## Instruction
The exercise asks for every line of the data to be reproduced exactly.

## Input rows
** start **

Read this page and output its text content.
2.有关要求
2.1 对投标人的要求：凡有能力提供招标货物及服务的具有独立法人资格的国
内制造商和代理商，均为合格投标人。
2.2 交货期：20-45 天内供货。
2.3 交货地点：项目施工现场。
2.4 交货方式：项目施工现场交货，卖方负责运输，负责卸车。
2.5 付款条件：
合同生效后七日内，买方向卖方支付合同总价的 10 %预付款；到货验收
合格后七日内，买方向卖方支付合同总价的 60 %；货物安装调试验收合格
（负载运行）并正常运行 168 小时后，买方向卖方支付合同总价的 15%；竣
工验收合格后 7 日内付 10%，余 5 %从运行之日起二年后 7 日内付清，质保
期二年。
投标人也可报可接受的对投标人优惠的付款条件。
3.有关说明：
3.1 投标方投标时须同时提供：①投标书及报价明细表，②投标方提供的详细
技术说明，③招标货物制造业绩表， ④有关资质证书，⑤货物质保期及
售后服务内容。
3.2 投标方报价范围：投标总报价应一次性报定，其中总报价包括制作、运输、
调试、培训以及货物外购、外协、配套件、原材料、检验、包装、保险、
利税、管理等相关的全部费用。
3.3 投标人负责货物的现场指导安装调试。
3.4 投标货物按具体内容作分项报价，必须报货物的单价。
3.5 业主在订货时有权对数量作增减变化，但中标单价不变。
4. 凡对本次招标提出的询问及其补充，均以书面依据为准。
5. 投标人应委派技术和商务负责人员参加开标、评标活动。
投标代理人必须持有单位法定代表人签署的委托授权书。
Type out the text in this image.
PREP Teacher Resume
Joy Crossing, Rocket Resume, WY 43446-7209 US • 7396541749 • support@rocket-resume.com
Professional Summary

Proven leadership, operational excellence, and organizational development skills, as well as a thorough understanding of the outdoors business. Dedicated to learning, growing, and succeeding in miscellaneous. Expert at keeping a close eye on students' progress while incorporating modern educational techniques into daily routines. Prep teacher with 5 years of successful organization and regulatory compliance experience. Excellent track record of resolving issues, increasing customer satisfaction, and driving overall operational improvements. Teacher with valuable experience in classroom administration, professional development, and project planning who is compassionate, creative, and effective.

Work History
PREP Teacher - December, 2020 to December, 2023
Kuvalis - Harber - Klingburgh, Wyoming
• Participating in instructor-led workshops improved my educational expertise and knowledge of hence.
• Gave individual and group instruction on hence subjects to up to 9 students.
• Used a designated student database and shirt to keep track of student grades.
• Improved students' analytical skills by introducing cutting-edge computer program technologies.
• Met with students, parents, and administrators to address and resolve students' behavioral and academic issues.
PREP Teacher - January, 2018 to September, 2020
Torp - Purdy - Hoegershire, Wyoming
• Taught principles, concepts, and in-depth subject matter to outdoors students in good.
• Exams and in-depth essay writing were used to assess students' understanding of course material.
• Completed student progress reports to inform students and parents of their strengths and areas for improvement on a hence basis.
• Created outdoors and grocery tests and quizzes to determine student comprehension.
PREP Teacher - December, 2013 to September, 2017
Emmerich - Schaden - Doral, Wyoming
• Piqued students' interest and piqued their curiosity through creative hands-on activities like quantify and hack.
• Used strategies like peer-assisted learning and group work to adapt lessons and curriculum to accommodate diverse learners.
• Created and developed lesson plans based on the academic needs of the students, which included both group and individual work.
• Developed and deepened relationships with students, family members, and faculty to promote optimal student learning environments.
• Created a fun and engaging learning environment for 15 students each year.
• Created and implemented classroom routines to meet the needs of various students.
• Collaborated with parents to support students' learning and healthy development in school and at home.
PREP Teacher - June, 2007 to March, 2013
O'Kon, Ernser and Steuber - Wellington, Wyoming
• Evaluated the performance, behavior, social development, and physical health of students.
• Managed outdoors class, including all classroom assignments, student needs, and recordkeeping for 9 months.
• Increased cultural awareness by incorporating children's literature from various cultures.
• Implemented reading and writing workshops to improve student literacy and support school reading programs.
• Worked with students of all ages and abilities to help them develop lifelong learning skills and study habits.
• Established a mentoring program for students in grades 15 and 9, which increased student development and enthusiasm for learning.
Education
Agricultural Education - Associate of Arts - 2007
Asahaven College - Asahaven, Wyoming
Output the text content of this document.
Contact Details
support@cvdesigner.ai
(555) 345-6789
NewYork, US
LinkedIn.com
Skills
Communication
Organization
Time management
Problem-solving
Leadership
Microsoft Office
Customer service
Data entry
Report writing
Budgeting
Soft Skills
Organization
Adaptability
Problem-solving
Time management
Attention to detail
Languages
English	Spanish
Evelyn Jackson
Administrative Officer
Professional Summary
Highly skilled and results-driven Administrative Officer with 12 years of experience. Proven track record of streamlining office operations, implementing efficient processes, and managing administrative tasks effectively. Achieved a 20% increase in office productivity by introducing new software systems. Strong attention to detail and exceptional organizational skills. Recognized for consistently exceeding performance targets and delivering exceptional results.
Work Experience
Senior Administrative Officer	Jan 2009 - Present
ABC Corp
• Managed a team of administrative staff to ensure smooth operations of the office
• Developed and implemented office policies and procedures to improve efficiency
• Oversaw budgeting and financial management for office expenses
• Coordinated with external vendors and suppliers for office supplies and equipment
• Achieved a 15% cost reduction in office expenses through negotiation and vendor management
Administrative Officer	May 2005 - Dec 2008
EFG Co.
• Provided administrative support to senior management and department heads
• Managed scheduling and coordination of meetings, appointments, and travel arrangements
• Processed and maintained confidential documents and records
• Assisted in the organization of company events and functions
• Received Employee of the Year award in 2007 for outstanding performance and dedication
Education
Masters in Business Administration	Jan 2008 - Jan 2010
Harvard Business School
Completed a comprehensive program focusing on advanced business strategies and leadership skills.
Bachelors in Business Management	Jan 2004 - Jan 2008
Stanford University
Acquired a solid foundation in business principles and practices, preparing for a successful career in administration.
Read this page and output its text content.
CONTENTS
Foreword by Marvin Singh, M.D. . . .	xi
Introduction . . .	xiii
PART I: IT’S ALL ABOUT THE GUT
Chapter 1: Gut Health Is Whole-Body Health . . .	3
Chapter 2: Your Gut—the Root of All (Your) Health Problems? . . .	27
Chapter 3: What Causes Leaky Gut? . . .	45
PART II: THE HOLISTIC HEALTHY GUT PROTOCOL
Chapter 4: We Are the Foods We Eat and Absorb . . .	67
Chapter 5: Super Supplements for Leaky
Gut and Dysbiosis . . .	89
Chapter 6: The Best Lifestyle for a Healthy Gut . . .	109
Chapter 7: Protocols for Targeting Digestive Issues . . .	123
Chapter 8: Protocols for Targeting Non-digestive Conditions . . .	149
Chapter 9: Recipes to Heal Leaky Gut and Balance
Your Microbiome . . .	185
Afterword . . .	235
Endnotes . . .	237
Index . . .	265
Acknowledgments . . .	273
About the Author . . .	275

** end **

## Output for this exercise
Read this page and output its text content.
2.有关要求
2.1 对投标人的要求：凡有能力提供招标货物及服务的具有独立法人资格的国
内制造商和代理商，均为合格投标人。
2.2 交货期：20-45 天内供货。
2.3 交货地点：项目施工现场。
2.4 交货方式：项目施工现场交货，卖方负责运输，负责卸车。
2.5 付款条件：
合同生效后七日内，买方向卖方支付合同总价的 10 %预付款；到货验收
合格后七日内，买方向卖方支付合同总价的 60 %；货物安装调试验收合格
（负载运行）并正常运行 168 小时后，买方向卖方支付合同总价的 15%；竣
工验收合格后 7 日内付 10%，余 5 %从运行之日起二年后 7 日内付清，质保
期二年。
投标人也可报可接受的对投标人优惠的付款条件。
3.有关说明：
3.1 投标方投标时须同时提供：①投标书及报价明细表，②投标方提供的详细
技术说明，③招标货物制造业绩表， ④有关资质证书，⑤货物质保期及
售后服务内容。
3.2 投标方报价范围：投标总报价应一次性报定，其中总报价包括制作、运输、
调试、培训以及货物外购、外协、配套件、原材料、检验、包装、保险、
利税、管理等相关的全部费用。
3.3 投标人负责货物的现场指导安装调试。
3.4 投标货物按具体内容作分项报价，必须报货物的单价。
3.5 业主在订货时有权对数量作增减变化，但中标单价不变。
4. 凡对本次招标提出的询问及其补充，均以书面依据为准。
5. 投标人应委派技术和商务负责人员参加开标、评标活动。
投标代理人必须持有单位法定代表人签署的委托授权书。
Type out the text in this image.
PREP Teacher Resume
Joy Crossing, Rocket Resume, WY 43446-7209 US • 7396541749 • support@rocket-resume.com
Professional Summary

Proven leadership, operational excellence, and organizational development skills, as well as a thorough understanding of the outdoors business. Dedicated to learning, growing, and succeeding in miscellaneous. Expert at keeping a close eye on students' progress while incorporating modern educational techniques into daily routines. Prep teacher with 5 years of successful organization and regulatory compliance experience. Excellent track record of resolving issues, increasing customer satisfaction, and driving overall operational improvements. Teacher with valuable experience in classroom administration, professional development, and project planning who is compassionate, creative, and effective.

Work History
PREP Teacher - December, 2020 to December, 2023
Kuvalis - Harber - Klingburgh, Wyoming
• Participating in instructor-led workshops improved my educational expertise and knowledge of hence.
• Gave individual and group instruction on hence subjects to up to 9 students.
• Used a designated student database and shirt to keep track of student grades.
• Improved students' analytical skills by introducing cutting-edge computer program technologies.
• Met with students, parents, and administrators to address and resolve students' behavioral and academic issues.
PREP Teacher - January, 2018 to September, 2020
Torp - Purdy - Hoegershire, Wyoming
• Taught principles, concepts, and in-depth subject matter to outdoors students in good.
• Exams and in-depth essay writing were used to assess students' understanding of course material.
• Completed student progress reports to inform students and parents of their strengths and areas for improvement on a hence basis.
• Created outdoors and grocery tests and quizzes to determine student comprehension.
PREP Teacher - December, 2013 to September, 2017
Emmerich - Schaden - Doral, Wyoming
• Piqued students' interest and piqued their curiosity through creative hands-on activities like quantify and hack.
• Used strategies like peer-assisted learning and group work to adapt lessons and curriculum to accommodate diverse learners.
• Created and developed lesson plans based on the academic needs of the students, which included both group and individual work.
• Developed and deepened relationships with students, family members, and faculty to promote optimal student learning environments.
• Created a fun and engaging learning environment for 15 students each year.
• Created and implemented classroom routines to meet the needs of various students.
• Collaborated with parents to support students' learning and healthy development in school and at home.
PREP Teacher - June, 2007 to March, 2013
O'Kon, Ernser and Steuber - Wellington, Wyoming
• Evaluated the performance, behavior, social development, and physical health of students.
• Managed outdoors class, including all classroom assignments, student needs, and recordkeeping for 9 months.
• Increased cultural awareness by incorporating children's literature from various cultures.
• Implemented reading and writing workshops to improve student literacy and support school reading programs.
• Worked with students of all ages and abilities to help them develop lifelong learning skills and study habits.
• Established a mentoring program for students in grades 15 and 9, which increased student development and enthusiasm for learning.
Education
Agricultural Education - Associate of Arts - 2007
Asahaven College - Asahaven, Wyoming
Output the text content of this document.
Contact Details
support@cvdesigner.ai
(555) 345-6789
NewYork, US
LinkedIn.com
Skills
Communication
Organization
Time management
Problem-solving
Leadership
Microsoft Office
Customer service
Data entry
Report writing
Budgeting
Soft Skills
Organization
Adaptability
Problem-solving
Time management
Attention to detail
Languages
English	Spanish
Evelyn Jackson
Administrative Officer
Professional Summary
Highly skilled and results-driven Administrative Officer with 12 years of experience. Proven track record of streamlining office operations, implementing efficient processes, and managing administrative tasks effectively. Achieved a 20% increase in office productivity by introducing new software systems. Strong attention to detail and exceptional organizational skills. Recognized for consistently exceeding performance targets and delivering exceptional results.
Work Experience
Senior Administrative Officer	Jan 2009 - Present
ABC Corp
• Managed a team of administrative staff to ensure smooth operations of the office
• Developed and implemented office policies and procedures to improve efficiency
• Oversaw budgeting and financial management for office expenses
• Coordinated with external vendors and suppliers for office supplies and equipment
• Achieved a 15% cost reduction in office expenses through negotiation and vendor management
Administrative Officer	May 2005 - Dec 2008
EFG Co.
• Provided administrative support to senior management and department heads
• Managed scheduling and coordination of meetings, appointments, and travel arrangements
• Processed and maintained confidential documents and records
• Assisted in the organization of company events and functions
• Received Employee of the Year award in 2007 for outstanding performance and dedication
Education
Masters in Business Administration	Jan 2008 - Jan 2010
Harvard Business School
Completed a comprehensive program focusing on advanced business strategies and leadership skills.
Bachelors in Business Management	Jan 2004 - Jan 2008
Stanford University
Acquired a solid foundation in business principles and practices, preparing for a successful career in administration.
Read this page and output its text content.
CONTENTS
Foreword by Marvin Singh, M.D. . . .	xi
Introduction . . .	xiii
PART I: IT’S ALL ABOUT THE GUT
Chapter 1: Gut Health Is Whole-Body Health . . .	3
Chapter 2: Your Gut—the Root of All (Your) Health Problems? . . .	27
Chapter 3: What Causes Leaky Gut? . . .	45
PART II: THE HOLISTIC HEALTHY GUT PROTOCOL
Chapter 4: We Are the Foods We Eat and Absorb . . .	67
Chapter 5: Super Supplements for Leaky
Gut and Dysbiosis . . .	89
Chapter 6: The Best Lifestyle for a Healthy Gut . . .	109
Chapter 7: Protocols for Targeting Digestive Issues . . .	123
Chapter 8: Protocols for Targeting Non-digestive Conditions . . .	149
Chapter 9: Recipes to Heal Leaky Gut and Balance
Your Microbiome . . .	185
Afterword . . .	235
Endnotes . . .	237
Index . . .	265
Acknowledgments . . .	273
About the Author . . .	275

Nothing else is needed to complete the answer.